Rows from a dataset
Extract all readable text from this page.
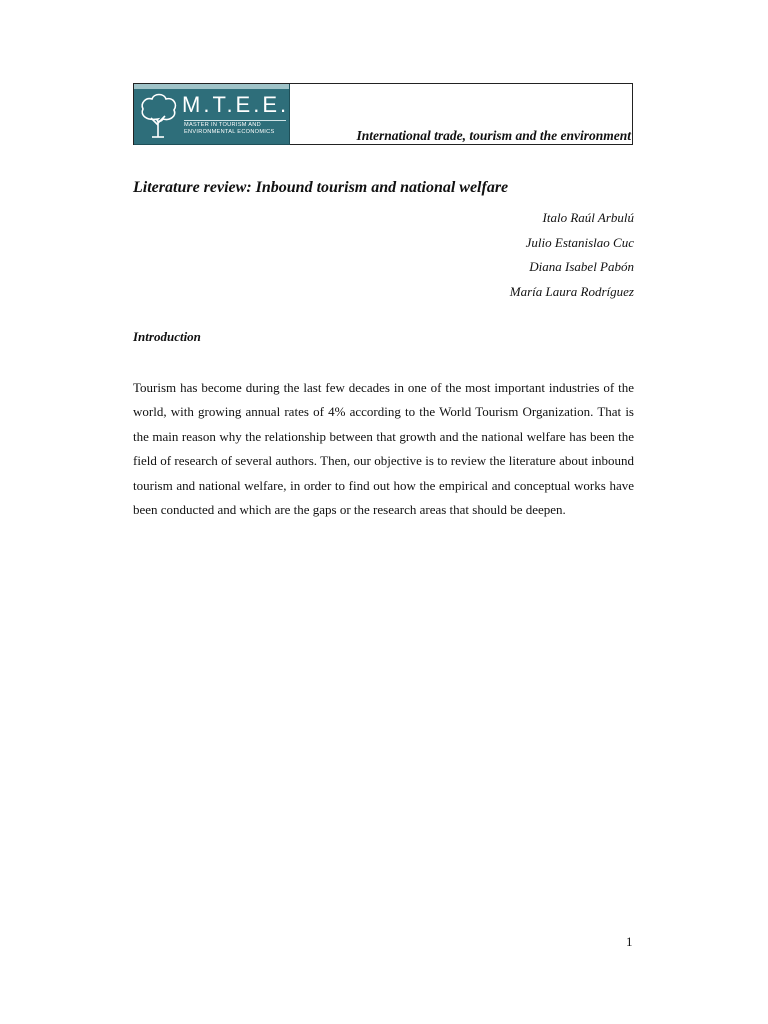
M.T.E.E.
MASTER IN TOURISM AND ENVIRONMENTAL ECONOMICS	International trade, tourism and the environment
Literature review: Inbound tourism and national welfare
Italo Raúl Arbulú
Julio Estanislao Cuc
Diana Isabel Pabón
María Laura Rodríguez
Introduction
Tourism has become during the last few decades in one of the most important industries of the world, with growing annual rates of 4% according to the World Tourism Organization. That is the main reason why the relationship between that growth and the national welfare has been the field of research of several authors. Then, our objective is to review the literature about inbound tourism and national welfare, in order to find out how the empirical and conceptual works have been conducted and which are the gaps or the research areas that should be deepen.
1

— Job —
Write every record out again exactly; no pictures belong in the copy.

— Answer to the exercise —
Extract all readable text from this page.
M.T.E.E.
MASTER IN TOURISM AND ENVIRONMENTAL ECONOMICS	International trade, tourism and the environment
Literature review: Inbound tourism and national welfare
Italo Raúl Arbulú
Julio Estanislao Cuc
Diana Isabel Pabón
María Laura Rodríguez
Introduction
Tourism has become during the last few decades in one of the most important industries of the world, with growing annual rates of 4% according to the World Tourism Organization. That is the main reason why the relationship between that growth and the national welfare has been the field of research of several authors. Then, our objective is to review the literature about inbound tourism and national welfare, in order to find out how the empirical and conceptual works have been conducted and which are the gaps or the research areas that should be deepen.
1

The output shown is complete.